__THE EXERCISE__
Recast the lines from the first one through the line containing "- statement-line: them" as a JSON list of strings, one string per line, with blank lines omitted. Include both of those lines and nothing after them.

─── SUPPLIED DATA ───

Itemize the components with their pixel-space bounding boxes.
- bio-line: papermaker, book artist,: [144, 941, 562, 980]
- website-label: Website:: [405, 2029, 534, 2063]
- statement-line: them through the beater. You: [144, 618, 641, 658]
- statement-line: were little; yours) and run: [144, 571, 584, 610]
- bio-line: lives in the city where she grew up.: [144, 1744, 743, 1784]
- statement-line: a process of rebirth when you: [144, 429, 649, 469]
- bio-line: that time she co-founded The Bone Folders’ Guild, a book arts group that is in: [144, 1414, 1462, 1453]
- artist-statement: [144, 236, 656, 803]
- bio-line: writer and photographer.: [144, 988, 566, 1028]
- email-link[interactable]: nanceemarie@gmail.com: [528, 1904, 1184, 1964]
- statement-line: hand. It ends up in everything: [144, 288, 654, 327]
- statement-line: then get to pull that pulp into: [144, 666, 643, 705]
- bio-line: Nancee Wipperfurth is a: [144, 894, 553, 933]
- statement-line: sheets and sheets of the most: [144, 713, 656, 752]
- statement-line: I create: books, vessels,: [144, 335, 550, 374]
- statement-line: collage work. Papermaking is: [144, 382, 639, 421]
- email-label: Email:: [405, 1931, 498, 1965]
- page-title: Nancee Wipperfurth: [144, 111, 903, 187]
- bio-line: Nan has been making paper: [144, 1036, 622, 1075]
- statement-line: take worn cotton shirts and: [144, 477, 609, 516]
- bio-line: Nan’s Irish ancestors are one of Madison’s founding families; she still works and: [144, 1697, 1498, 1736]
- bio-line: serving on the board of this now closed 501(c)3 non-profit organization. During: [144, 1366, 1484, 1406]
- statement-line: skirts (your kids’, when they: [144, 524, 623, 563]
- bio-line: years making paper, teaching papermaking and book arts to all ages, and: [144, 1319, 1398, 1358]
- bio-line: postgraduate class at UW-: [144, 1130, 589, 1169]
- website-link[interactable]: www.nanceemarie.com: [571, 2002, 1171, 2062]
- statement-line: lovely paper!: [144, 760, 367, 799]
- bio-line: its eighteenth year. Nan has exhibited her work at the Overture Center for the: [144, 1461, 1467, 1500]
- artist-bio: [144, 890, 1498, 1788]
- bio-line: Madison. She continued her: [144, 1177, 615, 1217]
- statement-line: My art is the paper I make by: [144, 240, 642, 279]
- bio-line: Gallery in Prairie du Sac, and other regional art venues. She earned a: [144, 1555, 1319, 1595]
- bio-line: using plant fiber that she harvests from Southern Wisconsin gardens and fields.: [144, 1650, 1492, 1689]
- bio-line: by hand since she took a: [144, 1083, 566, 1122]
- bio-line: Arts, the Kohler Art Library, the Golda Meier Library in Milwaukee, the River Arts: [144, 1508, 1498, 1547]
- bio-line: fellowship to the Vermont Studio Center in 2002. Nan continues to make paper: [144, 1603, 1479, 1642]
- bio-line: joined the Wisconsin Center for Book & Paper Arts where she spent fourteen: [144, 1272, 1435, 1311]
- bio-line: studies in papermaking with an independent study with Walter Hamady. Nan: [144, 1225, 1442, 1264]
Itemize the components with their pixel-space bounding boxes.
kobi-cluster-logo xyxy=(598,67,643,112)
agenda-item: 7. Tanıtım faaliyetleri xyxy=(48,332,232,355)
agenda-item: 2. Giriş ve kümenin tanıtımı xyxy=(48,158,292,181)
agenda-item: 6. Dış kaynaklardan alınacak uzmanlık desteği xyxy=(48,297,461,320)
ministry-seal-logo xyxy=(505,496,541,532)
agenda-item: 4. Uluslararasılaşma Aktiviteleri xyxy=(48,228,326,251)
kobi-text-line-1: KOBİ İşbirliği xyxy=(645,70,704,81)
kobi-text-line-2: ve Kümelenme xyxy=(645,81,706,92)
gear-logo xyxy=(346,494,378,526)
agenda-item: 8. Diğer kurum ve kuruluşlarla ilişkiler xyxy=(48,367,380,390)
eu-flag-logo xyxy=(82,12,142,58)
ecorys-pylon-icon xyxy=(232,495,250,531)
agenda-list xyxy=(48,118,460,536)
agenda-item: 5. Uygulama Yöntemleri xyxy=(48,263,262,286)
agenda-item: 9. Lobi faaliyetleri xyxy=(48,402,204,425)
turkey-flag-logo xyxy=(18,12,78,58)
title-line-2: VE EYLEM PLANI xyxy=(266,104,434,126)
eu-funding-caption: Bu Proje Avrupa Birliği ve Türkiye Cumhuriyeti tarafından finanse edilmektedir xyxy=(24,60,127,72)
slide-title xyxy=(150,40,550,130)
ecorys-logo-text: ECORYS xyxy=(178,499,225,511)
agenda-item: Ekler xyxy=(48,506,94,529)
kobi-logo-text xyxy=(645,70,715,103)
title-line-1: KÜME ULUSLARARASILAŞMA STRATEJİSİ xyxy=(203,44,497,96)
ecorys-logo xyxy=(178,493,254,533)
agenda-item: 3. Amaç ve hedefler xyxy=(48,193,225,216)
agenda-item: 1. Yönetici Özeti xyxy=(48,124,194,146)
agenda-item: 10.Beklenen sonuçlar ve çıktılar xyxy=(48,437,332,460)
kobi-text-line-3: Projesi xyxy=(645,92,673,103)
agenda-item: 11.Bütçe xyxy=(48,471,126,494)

───

__EXPECTED ANSWER__
[
  "Itemize the components with their pixel-space bounding boxes.",
  "- bio-line: papermaker, book artist,: [144, 941, 562, 980]",
  "- website-label: Website:: [405, 2029, 534, 2063]",
  "- statement-line: them through the beater. You: [144, 618, 641, 658]"
]